§ **What to produce**
Below are some records; retype all of them exactly.

§ **Excerpted data**

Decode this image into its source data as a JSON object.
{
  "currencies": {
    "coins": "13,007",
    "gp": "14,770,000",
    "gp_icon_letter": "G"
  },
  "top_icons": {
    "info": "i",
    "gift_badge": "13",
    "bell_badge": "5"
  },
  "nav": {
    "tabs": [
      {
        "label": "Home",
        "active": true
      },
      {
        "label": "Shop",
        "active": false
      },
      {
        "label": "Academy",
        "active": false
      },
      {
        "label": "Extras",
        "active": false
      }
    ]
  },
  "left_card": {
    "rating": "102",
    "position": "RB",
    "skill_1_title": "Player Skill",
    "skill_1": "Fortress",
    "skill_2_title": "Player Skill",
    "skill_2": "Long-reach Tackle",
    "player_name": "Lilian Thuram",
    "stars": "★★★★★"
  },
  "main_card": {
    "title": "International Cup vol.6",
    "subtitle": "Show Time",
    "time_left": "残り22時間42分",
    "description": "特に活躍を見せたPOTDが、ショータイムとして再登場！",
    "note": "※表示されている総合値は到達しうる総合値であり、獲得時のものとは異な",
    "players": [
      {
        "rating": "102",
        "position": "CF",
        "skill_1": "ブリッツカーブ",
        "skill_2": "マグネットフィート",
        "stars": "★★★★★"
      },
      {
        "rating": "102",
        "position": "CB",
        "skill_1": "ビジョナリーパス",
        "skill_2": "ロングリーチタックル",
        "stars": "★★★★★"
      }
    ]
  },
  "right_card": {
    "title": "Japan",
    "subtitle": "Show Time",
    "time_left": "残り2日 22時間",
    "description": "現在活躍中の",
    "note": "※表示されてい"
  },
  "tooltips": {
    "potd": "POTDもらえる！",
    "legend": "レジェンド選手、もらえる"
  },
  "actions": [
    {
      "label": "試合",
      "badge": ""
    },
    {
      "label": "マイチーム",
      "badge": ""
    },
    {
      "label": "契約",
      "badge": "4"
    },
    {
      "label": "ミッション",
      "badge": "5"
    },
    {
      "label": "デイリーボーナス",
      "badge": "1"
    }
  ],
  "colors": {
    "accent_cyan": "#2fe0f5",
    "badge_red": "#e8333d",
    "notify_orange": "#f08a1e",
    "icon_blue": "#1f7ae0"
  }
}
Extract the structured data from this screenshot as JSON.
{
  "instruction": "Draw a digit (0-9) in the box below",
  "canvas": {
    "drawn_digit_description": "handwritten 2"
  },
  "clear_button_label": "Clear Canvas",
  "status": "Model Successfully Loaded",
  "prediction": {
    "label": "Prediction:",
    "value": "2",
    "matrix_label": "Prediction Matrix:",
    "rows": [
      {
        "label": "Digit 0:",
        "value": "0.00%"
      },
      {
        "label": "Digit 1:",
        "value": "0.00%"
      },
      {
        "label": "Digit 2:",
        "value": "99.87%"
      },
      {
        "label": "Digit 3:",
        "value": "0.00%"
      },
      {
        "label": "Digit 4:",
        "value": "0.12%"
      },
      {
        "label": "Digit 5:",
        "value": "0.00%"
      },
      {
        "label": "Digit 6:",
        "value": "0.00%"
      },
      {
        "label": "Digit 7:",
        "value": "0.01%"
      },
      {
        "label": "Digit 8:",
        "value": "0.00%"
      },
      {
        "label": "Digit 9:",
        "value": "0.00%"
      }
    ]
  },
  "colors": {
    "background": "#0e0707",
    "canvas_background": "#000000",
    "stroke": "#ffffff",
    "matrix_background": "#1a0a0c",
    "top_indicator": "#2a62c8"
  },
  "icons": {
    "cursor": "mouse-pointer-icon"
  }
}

§ **Result of this exercise**
Decode this image into its source data as a JSON object.
{
  "currencies": {
    "coins": "13,007",
    "gp": "14,770,000",
    "gp_icon_letter": "G"
  },
  "top_icons": {
    "info": "i",
    "gift_badge": "13",
    "bell_badge": "5"
  },
  "nav": {
    "tabs": [
      {
        "label": "Home",
        "active": true
      },
      {
        "label": "Shop",
        "active": false
      },
      {
        "label": "Academy",
        "active": false
      },
      {
        "label": "Extras",
        "active": false
      }
    ]
  },
  "left_card": {
    "rating": "102",
    "position": "RB",
    "skill_1_title": "Player Skill",
    "skill_1": "Fortress",
    "skill_2_title": "Player Skill",
    "skill_2": "Long-reach Tackle",
    "player_name": "Lilian Thuram",
    "stars": "★★★★★"
  },
  "main_card": {
    "title": "International Cup vol.6",
    "subtitle": "Show Time",
    "time_left": "残り22時間42分",
    "description": "特に活躍を見せたPOTDが、ショータイムとして再登場！",
    "note": "※表示されている総合値は到達しうる総合値であり、獲得時のものとは異な",
    "players": [
      {
        "rating": "102",
        "position": "CF",
        "skill_1": "ブリッツカーブ",
        "skill_2": "マグネットフィート",
        "stars": "★★★★★"
      },
      {
        "rating": "102",
        "position": "CB",
        "skill_1": "ビジョナリーパス",
        "skill_2": "ロングリーチタックル",
        "stars": "★★★★★"
      }
    ]
  },
  "right_card": {
    "title": "Japan",
    "subtitle": "Show Time",
    "time_left": "残り2日 22時間",
    "description": "現在活躍中の",
    "note": "※表示されてい"
  },
  "tooltips": {
    "potd": "POTDもらえる！",
    "legend": "レジェンド選手、もらえる"
  },
  "actions": [
    {
      "label": "試合",
      "badge": ""
    },
    {
      "label": "マイチーム",
      "badge": ""
    },
    {
      "label": "契約",
      "badge": "4"
    },
    {
      "label": "ミッション",
      "badge": "5"
    },
    {
      "label": "デイリーボーナス",
      "badge": "1"
    }
  ],
  "colors": {
    "accent_cyan": "#2fe0f5",
    "badge_red": "#e8333d",
    "notify_orange": "#f08a1e",
    "icon_blue": "#1f7ae0"
  }
}
Extract the structured data from this screenshot as JSON.
{
  "instruction": "Draw a digit (0-9) in the box below",
  "canvas": {
    "drawn_digit_description": "handwritten 2"
  },
  "clear_button_label": "Clear Canvas",
  "status": "Model Successfully Loaded",
  "prediction": {
    "label": "Prediction:",
    "value": "2",
    "matrix_label": "Prediction Matrix:",
    "rows": [
      {
        "label": "Digit 0:",
        "value": "0.00%"
      },
      {
        "label": "Digit 1:",
        "value": "0.00%"
      },
      {
        "label": "Digit 2:",
        "value": "99.87%"
      },
      {
        "label": "Digit 3:",
        "value": "0.00%"
      },
      {
        "label": "Digit 4:",
        "value": "0.12%"
      },
      {
        "label": "Digit 5:",
        "value": "0.00%"
      },
      {
        "label": "Digit 6:",
        "value": "0.00%"
      },
      {
        "label": "Digit 7:",
        "value": "0.01%"
      },
      {
        "label": "Digit 8:",
        "value": "0.00%"
      },
      {
        "label": "Digit 9:",
        "value": "0.00%"
      }
    ]
  },
  "colors": {
    "background": "#0e0707",
    "canvas_background": "#000000",
    "stroke": "#ffffff",
    "matrix_background": "#1a0a0c",
    "top_indicator": "#2a62c8"
  },
  "icons": {
    "cursor": "mouse-pointer-icon"
  }
}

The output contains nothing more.